Items listed in a dataset.
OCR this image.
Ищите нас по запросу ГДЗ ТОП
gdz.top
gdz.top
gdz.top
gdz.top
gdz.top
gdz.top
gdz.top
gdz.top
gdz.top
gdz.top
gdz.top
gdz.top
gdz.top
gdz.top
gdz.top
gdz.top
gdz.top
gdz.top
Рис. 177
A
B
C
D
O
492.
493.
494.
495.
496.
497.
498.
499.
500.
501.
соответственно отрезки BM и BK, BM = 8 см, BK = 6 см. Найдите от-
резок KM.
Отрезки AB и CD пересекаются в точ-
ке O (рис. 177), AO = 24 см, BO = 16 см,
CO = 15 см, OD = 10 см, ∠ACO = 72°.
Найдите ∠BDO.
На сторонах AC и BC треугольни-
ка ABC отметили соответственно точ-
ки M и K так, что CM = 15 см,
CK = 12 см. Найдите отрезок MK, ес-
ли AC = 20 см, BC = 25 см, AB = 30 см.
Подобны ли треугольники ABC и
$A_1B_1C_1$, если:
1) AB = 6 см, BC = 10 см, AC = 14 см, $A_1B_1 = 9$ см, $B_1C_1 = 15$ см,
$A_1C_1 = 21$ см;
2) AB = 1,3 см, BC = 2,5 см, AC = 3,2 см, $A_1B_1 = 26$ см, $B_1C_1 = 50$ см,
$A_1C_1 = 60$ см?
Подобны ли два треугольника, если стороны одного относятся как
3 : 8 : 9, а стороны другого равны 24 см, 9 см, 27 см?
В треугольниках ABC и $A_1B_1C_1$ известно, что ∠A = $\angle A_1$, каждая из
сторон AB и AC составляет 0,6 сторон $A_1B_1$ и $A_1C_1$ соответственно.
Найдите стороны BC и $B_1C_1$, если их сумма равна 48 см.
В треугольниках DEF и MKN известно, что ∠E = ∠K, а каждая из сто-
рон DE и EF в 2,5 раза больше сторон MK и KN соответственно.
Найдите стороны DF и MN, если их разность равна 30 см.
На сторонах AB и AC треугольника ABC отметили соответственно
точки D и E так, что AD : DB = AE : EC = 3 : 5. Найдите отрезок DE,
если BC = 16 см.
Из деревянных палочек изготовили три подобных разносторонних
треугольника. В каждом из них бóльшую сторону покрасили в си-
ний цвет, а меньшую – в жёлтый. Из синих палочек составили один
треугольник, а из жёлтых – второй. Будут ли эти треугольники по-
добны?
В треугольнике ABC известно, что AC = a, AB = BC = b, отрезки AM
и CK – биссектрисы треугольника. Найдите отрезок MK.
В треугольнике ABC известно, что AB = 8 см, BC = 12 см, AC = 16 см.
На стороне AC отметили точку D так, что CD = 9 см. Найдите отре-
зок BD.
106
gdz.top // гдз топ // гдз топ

Given request. In the listing, find all lines with the string "треугольники" and copy them.

Answer to the exercise.
Подобны ли треугольники ABC и
треугольник, а из жёлтых – второй. Будут ли эти треугольники по-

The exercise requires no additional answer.